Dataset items
* * * * *

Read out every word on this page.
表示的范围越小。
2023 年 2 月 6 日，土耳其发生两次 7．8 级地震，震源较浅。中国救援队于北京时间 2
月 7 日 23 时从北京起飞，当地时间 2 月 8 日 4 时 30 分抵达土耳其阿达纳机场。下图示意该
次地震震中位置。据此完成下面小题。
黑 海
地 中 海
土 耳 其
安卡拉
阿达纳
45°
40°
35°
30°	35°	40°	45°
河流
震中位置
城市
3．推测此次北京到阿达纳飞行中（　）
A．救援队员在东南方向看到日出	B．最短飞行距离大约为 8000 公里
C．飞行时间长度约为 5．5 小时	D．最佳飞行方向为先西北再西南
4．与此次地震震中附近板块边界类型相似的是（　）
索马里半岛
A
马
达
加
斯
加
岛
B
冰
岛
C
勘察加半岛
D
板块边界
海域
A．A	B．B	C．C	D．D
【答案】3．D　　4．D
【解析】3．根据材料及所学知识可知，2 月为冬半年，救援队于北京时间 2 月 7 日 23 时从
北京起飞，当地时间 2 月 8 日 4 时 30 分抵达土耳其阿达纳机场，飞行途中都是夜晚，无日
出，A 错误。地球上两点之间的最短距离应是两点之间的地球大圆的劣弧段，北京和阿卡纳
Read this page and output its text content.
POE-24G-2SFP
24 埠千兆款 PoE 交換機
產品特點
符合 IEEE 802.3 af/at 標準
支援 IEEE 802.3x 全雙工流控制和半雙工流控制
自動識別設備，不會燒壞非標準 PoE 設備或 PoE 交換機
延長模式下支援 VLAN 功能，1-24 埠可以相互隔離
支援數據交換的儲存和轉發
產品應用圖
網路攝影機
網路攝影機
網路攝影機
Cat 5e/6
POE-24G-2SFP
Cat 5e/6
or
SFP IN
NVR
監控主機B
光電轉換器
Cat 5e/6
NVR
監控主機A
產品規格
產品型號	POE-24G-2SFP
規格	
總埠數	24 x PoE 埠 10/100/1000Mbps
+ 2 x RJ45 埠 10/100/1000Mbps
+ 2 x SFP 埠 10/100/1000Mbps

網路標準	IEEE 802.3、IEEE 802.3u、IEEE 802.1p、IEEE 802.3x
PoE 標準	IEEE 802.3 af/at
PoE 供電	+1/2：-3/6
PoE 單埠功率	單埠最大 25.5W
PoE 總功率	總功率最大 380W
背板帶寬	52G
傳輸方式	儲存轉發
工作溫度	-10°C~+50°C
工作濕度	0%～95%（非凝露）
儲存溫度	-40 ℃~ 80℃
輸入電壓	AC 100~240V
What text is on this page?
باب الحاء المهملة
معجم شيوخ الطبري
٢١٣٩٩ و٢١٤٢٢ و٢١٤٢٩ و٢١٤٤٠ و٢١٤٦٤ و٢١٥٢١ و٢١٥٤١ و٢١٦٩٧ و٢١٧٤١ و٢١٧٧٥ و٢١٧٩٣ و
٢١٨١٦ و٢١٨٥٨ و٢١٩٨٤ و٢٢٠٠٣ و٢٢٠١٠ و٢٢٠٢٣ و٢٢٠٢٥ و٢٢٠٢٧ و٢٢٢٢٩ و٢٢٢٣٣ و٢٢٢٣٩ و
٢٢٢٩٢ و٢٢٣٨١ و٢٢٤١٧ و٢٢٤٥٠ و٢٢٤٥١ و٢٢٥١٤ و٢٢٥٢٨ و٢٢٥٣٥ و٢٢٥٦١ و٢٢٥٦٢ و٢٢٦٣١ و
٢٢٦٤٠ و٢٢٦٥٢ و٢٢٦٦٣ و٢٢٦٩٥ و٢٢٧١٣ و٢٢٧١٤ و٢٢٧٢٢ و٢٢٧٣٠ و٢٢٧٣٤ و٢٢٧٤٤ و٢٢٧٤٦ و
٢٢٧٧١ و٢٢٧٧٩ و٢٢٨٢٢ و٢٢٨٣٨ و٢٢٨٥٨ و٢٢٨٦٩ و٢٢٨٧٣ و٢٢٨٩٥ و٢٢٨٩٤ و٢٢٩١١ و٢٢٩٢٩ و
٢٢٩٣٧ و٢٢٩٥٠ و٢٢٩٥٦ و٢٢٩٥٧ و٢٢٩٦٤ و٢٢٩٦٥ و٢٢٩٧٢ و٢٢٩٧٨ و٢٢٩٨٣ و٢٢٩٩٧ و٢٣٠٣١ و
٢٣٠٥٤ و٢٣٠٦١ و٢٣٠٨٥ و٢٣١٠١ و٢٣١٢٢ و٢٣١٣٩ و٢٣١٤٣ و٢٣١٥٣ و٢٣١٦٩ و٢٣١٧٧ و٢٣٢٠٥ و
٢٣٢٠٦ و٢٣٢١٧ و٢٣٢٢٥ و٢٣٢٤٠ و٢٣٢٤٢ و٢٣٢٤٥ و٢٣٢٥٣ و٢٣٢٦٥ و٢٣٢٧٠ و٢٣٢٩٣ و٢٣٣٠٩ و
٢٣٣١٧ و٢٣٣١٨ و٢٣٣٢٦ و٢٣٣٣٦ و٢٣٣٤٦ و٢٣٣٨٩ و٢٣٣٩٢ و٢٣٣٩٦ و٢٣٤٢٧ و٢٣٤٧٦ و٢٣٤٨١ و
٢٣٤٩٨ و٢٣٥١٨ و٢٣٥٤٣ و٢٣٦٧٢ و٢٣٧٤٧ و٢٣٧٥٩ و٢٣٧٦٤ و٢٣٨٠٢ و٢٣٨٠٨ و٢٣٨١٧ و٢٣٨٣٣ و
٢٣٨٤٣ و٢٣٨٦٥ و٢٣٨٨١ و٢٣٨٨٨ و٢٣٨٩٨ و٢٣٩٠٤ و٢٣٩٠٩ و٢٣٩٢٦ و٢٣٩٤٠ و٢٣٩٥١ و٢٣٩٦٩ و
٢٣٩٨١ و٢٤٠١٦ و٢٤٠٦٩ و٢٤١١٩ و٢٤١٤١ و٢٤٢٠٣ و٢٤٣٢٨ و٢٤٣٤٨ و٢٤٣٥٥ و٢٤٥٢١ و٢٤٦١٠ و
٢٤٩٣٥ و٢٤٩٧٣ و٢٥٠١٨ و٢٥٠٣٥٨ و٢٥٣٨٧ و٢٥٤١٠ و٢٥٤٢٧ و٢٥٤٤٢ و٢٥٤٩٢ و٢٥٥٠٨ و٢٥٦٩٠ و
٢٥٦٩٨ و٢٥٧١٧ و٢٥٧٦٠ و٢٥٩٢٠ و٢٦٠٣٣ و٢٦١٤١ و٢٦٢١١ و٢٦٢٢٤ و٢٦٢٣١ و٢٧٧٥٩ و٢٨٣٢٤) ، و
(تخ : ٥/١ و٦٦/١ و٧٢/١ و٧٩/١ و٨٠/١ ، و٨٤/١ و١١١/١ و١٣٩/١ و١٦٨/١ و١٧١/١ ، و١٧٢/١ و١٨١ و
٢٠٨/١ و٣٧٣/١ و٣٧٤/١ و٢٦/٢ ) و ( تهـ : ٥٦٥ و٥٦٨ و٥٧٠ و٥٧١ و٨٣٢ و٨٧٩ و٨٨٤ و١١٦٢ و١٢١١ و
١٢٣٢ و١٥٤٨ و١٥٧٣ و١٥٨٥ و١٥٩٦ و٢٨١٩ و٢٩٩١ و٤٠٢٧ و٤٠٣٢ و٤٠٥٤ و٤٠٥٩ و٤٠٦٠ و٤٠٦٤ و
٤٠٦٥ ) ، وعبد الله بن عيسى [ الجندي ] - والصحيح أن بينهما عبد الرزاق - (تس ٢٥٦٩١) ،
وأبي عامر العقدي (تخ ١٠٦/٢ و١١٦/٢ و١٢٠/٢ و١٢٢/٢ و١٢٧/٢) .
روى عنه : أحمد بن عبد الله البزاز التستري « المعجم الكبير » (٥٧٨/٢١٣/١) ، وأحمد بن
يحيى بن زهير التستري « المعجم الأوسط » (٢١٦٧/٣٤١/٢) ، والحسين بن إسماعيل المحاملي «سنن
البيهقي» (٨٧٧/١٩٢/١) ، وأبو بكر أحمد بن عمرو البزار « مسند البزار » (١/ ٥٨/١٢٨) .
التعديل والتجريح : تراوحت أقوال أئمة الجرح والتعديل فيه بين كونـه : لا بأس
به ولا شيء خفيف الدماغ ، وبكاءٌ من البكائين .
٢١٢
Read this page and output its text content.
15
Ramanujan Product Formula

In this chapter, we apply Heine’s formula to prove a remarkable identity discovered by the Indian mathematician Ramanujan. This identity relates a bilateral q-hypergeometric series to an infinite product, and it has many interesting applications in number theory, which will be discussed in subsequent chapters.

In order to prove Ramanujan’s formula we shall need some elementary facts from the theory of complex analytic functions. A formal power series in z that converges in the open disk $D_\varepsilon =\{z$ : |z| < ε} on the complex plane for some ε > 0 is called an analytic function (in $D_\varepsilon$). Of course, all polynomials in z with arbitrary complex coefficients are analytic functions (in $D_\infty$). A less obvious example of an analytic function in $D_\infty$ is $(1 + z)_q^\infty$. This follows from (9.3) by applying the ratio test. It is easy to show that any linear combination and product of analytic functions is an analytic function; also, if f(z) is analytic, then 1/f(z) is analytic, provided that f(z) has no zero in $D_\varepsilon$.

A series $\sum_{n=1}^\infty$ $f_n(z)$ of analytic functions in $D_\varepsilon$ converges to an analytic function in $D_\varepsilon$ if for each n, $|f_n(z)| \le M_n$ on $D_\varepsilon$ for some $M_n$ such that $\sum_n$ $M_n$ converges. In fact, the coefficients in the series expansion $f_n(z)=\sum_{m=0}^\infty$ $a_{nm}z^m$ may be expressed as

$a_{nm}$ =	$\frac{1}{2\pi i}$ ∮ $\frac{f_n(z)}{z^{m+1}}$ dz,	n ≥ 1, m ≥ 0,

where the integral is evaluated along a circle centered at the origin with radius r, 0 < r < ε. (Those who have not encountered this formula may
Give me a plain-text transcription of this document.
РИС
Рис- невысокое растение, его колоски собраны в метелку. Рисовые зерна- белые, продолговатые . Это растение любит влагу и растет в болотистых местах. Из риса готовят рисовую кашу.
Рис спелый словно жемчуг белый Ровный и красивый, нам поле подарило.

* * * * *

# Set problem:
Beginning at the line that holds "Give me a plain-text", reproduce each line of the records above down to and including the last one.

# Problem solution:
Give me a plain-text transcription of this document.
РИС
Рис- невысокое растение, его колоски собраны в метелку. Рисовые зерна- белые, продолговатые . Это растение любит влагу и растет в болотистых местах. Из риса готовят рисовую кашу.
Рис спелый словно жемчуг белый Ровный и красивый, нам поле подарило.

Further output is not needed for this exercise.